* BEGIN *
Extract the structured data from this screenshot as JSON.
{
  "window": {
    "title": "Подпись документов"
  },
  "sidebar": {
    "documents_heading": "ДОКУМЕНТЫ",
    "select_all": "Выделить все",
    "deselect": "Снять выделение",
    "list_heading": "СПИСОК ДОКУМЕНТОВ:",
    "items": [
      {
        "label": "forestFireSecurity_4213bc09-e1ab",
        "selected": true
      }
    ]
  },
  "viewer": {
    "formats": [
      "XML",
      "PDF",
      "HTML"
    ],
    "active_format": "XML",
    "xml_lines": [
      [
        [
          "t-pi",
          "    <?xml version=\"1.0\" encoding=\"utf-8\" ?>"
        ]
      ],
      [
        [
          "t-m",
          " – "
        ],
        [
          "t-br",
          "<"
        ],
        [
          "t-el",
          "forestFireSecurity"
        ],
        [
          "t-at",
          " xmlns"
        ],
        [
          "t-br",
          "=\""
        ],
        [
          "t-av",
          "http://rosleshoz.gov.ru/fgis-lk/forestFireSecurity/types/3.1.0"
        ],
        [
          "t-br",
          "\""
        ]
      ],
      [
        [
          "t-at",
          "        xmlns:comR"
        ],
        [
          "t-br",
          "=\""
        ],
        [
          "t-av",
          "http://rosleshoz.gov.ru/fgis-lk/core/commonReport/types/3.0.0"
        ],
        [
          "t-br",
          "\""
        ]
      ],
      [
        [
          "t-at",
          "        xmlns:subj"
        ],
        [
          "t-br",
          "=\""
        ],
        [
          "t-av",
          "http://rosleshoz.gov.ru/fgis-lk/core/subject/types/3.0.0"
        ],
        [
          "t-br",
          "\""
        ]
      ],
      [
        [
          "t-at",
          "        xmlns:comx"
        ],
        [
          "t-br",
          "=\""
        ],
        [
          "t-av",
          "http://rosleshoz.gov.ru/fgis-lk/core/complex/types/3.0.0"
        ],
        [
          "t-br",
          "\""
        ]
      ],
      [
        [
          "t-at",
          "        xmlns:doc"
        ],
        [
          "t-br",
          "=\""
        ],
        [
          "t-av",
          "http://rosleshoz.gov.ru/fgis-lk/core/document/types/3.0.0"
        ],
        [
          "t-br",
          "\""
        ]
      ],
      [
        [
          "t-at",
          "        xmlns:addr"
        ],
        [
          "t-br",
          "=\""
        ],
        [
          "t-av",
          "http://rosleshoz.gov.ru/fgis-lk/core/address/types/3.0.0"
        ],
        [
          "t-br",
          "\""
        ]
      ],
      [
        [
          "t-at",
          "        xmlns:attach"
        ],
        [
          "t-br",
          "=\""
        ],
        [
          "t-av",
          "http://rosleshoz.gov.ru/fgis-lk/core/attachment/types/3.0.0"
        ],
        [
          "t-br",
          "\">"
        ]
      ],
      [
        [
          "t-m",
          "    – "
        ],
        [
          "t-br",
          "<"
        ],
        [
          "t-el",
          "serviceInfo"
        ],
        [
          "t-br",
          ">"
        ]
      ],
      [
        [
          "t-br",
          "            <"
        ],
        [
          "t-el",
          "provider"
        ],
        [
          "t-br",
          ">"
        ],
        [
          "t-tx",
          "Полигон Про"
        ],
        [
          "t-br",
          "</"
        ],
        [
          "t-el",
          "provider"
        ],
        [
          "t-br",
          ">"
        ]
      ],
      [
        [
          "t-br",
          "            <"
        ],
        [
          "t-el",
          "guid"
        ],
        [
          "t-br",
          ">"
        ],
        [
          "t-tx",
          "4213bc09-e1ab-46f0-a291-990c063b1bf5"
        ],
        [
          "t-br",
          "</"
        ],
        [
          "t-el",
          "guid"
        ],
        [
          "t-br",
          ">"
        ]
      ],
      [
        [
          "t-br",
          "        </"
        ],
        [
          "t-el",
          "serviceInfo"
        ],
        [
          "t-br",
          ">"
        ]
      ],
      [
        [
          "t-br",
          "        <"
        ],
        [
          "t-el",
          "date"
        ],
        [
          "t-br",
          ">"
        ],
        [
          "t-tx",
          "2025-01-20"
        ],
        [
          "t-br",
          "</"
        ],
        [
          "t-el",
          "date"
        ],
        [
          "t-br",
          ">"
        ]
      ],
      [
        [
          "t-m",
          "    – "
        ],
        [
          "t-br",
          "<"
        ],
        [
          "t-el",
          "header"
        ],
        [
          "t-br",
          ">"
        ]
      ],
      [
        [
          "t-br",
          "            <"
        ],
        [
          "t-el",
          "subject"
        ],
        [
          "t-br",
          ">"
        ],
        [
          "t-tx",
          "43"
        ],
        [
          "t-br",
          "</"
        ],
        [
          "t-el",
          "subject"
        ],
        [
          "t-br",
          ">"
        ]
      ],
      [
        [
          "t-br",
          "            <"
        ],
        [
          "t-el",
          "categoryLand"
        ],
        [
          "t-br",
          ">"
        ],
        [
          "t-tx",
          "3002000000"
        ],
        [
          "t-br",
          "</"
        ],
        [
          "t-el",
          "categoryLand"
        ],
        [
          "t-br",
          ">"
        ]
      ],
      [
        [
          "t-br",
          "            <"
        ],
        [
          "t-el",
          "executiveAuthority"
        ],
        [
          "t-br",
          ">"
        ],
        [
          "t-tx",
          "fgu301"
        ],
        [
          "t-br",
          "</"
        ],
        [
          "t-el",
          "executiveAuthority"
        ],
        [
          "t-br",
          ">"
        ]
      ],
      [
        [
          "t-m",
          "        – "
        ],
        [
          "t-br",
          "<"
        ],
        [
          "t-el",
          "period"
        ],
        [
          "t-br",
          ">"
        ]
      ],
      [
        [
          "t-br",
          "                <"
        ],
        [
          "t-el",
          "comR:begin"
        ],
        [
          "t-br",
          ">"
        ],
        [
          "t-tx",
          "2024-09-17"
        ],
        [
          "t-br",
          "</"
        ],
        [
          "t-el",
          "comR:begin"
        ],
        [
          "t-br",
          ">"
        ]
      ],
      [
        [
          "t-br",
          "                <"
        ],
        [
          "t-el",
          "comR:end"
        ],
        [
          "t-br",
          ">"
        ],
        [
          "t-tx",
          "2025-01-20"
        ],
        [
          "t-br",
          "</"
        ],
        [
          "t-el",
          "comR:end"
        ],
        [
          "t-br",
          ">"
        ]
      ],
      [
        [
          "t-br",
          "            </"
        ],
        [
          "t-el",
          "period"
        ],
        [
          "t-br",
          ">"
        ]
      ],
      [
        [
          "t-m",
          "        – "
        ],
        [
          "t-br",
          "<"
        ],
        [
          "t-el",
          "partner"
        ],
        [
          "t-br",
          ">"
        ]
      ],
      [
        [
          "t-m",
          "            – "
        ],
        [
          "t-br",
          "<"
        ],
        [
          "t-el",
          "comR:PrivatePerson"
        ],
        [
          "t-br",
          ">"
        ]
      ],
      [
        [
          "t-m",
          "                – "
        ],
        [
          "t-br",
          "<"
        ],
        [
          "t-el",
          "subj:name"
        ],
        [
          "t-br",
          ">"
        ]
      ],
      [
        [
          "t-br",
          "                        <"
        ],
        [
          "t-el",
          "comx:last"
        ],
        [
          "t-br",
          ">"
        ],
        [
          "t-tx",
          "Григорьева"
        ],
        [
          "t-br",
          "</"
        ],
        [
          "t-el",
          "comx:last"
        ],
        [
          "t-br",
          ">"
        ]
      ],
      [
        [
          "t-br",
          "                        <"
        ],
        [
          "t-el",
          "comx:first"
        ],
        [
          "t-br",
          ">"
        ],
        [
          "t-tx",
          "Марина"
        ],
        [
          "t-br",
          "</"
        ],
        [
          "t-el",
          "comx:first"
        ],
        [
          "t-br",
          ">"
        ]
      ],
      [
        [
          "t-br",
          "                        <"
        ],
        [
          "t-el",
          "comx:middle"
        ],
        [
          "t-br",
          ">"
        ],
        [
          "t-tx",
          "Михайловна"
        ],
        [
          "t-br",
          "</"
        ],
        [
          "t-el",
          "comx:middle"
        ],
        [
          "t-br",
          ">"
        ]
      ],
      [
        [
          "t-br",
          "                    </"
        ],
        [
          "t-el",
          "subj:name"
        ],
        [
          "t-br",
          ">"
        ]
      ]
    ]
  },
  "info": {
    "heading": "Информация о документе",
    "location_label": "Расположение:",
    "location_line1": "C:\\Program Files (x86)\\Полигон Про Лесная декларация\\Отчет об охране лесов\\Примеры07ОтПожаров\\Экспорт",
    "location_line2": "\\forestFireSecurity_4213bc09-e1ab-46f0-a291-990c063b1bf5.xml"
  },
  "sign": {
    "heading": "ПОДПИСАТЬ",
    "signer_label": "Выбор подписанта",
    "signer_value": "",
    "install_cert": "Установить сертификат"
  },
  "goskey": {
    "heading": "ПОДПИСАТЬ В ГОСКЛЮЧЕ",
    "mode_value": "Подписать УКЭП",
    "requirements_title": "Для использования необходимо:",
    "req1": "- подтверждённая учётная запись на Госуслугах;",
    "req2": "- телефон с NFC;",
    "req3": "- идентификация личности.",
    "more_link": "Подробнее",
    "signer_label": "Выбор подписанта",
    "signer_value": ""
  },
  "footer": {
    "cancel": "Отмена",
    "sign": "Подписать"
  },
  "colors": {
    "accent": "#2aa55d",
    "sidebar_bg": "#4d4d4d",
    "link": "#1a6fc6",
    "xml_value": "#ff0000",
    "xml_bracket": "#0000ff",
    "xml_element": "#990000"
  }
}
* END *
Pick out lines containing the word "http", each one as written.

# Answer to this task
          "http://rosleshoz.gov.ru/fgis-lk/forestFireSecurity/types/3.1.0"
          "http://rosleshoz.gov.ru/fgis-lk/core/commonReport/types/3.0.0"
          "http://rosleshoz.gov.ru/fgis-lk/core/subject/types/3.0.0"
          "http://rosleshoz.gov.ru/fgis-lk/core/complex/types/3.0.0"
          "http://rosleshoz.gov.ru/fgis-lk/core/document/types/3.0.0"
          "http://rosleshoz.gov.ru/fgis-lk/core/address/types/3.0.0"
          "http://rosleshoz.gov.ru/fgis-lk/core/attachment/types/3.0.0"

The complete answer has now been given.